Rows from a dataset
• • • • •

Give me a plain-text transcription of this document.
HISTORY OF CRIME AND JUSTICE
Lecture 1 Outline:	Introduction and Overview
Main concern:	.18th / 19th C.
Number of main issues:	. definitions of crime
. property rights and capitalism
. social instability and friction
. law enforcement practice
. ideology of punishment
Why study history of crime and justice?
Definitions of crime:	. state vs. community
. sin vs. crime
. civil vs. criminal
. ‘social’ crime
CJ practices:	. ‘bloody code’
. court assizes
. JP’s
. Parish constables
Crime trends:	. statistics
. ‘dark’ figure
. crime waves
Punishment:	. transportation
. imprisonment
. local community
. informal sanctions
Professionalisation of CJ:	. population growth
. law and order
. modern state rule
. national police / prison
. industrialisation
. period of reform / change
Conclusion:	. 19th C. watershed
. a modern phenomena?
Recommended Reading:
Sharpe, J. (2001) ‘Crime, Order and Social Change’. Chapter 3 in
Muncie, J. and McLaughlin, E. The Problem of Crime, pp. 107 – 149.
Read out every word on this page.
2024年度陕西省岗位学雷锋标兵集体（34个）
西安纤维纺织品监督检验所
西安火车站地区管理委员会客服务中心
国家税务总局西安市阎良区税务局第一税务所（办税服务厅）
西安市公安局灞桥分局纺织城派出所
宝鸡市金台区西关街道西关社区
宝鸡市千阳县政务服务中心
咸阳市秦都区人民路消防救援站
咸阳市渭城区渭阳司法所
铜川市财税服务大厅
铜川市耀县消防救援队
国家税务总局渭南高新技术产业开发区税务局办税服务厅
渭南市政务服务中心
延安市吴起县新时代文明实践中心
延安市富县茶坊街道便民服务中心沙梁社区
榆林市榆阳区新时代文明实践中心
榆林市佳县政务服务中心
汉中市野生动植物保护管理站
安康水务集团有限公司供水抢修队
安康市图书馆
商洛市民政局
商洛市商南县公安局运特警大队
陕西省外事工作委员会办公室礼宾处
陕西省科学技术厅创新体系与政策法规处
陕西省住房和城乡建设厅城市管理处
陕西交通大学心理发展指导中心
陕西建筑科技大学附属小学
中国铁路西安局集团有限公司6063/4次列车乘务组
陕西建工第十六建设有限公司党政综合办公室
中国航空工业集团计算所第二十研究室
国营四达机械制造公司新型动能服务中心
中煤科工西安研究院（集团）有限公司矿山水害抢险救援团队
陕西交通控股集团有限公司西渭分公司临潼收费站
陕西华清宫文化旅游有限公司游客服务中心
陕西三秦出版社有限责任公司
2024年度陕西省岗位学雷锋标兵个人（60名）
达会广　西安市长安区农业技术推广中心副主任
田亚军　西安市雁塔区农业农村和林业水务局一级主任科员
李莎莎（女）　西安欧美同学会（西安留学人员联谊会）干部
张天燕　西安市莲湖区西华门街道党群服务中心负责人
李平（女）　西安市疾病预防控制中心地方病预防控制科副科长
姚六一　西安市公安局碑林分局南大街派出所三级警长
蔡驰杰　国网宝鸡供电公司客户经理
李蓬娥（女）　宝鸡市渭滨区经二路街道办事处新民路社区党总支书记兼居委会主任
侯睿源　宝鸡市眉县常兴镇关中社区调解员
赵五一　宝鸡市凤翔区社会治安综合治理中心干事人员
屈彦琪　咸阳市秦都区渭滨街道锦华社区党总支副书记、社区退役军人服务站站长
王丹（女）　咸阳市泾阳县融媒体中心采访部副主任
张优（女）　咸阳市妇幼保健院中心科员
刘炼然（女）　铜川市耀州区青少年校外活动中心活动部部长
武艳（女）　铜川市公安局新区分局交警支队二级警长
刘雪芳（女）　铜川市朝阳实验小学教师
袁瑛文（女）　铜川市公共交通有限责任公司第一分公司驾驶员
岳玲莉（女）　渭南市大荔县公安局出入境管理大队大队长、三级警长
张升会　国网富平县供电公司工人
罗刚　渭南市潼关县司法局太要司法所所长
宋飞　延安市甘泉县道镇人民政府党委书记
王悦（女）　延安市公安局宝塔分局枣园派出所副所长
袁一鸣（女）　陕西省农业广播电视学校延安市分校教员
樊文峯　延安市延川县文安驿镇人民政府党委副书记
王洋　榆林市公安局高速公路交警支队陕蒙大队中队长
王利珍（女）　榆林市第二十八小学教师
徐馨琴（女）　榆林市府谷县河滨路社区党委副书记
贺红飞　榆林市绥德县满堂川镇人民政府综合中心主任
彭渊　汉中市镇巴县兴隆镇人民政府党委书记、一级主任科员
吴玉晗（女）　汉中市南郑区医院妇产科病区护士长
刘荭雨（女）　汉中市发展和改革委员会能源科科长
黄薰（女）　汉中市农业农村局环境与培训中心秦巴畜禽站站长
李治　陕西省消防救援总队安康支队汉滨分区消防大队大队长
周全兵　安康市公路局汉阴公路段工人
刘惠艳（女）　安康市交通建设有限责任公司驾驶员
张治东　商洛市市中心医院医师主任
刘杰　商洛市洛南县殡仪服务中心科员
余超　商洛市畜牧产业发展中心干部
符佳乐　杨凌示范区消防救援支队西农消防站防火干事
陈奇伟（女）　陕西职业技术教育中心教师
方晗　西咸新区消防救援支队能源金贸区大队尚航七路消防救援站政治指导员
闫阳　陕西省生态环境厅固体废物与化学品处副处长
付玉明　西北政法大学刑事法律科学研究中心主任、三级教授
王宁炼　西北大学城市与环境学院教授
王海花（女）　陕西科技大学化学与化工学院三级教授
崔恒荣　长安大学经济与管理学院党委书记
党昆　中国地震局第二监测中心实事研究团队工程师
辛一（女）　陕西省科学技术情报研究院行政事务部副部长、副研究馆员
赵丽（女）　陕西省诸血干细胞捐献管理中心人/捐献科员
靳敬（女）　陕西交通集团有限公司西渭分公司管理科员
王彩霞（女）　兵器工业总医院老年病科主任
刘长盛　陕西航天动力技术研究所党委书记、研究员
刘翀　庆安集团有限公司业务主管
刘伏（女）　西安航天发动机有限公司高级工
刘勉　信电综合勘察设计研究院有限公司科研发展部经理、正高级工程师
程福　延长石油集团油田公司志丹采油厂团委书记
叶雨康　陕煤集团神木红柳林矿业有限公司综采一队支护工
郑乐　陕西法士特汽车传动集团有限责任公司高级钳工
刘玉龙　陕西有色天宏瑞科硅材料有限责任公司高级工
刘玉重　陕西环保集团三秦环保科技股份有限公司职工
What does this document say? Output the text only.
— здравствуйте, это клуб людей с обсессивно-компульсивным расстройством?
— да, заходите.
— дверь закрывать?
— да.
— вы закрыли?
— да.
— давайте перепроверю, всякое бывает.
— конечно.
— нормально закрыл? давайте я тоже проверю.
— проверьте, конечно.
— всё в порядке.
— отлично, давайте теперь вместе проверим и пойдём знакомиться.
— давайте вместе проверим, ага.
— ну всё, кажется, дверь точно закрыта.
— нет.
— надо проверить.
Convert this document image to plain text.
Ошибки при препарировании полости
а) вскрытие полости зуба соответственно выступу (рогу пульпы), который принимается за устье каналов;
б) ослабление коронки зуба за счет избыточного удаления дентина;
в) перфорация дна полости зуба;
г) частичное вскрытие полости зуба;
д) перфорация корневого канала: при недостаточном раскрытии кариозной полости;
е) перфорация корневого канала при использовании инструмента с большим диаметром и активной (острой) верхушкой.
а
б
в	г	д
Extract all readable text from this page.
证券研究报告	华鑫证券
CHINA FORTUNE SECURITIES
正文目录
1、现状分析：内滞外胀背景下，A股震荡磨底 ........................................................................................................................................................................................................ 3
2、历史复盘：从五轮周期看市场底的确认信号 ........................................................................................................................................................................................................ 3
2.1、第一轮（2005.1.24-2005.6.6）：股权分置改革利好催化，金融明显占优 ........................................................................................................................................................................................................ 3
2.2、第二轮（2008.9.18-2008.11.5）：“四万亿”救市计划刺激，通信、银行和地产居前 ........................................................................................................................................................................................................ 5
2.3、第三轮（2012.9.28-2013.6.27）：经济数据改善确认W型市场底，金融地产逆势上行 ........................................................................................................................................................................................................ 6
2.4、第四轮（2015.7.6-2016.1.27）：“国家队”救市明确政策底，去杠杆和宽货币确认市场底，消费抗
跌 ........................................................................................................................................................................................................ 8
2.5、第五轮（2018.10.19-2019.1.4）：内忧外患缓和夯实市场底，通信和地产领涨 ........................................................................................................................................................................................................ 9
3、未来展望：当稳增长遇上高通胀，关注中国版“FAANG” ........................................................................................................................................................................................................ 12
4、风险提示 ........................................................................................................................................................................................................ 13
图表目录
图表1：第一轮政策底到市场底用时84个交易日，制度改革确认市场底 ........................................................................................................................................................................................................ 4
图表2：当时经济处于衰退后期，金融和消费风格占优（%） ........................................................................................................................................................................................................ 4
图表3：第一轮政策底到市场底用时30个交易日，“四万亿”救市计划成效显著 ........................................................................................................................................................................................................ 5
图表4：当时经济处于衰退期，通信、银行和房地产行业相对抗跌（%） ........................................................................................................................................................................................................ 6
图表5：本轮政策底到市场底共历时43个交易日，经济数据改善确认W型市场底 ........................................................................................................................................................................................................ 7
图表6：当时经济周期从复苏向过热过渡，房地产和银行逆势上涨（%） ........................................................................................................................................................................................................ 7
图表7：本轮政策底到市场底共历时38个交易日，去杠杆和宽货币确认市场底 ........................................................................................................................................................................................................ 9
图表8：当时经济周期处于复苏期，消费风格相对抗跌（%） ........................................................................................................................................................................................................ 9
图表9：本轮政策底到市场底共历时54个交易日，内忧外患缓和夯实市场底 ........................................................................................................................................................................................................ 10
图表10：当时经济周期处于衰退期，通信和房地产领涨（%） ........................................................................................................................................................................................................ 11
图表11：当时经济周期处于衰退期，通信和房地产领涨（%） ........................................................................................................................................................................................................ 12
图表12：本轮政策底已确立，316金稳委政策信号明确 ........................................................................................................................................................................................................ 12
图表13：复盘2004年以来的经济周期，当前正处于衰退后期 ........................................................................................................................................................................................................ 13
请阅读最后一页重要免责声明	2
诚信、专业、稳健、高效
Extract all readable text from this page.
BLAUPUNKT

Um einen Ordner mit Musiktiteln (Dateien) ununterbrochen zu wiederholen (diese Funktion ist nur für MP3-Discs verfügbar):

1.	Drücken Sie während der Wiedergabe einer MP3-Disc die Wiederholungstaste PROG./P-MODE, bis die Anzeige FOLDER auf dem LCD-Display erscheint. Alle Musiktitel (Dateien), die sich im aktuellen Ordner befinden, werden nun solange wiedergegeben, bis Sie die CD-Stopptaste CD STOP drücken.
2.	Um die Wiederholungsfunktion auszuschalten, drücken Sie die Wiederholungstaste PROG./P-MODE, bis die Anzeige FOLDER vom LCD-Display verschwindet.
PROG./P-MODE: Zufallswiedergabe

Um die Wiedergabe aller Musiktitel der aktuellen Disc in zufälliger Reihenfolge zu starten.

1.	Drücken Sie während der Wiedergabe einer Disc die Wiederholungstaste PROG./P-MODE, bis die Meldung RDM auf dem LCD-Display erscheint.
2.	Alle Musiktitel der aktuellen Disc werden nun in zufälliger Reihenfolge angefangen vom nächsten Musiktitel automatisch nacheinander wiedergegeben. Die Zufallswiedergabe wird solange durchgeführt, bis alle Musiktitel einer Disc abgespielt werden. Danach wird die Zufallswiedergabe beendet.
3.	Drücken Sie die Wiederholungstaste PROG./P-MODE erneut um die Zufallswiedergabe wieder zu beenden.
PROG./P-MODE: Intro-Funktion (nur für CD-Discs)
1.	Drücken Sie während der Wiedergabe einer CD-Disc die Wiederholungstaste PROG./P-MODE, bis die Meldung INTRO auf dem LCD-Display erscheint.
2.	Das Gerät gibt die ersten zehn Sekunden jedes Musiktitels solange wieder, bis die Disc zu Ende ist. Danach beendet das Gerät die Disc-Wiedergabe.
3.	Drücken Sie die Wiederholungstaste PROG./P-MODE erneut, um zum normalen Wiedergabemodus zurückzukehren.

• • • • •

▸ Problem statement
Locate all lines holding the word "zufälliger", then copy them out.

▸ Answer to the problem
Um die Wiedergabe aller Musiktitel der aktuellen Disc in zufälliger Reihenfolge zu starten.
2.	Alle Musiktitel der aktuellen Disc werden nun in zufälliger Reihenfolge angefangen vom nächsten Musiktitel automatisch nacheinander wiedergegeben. Die Zufallswiedergabe wird solange durchgeführt, bis alle Musiktitel einer Disc abgespielt werden. Danach wird die Zufallswiedergabe beendet.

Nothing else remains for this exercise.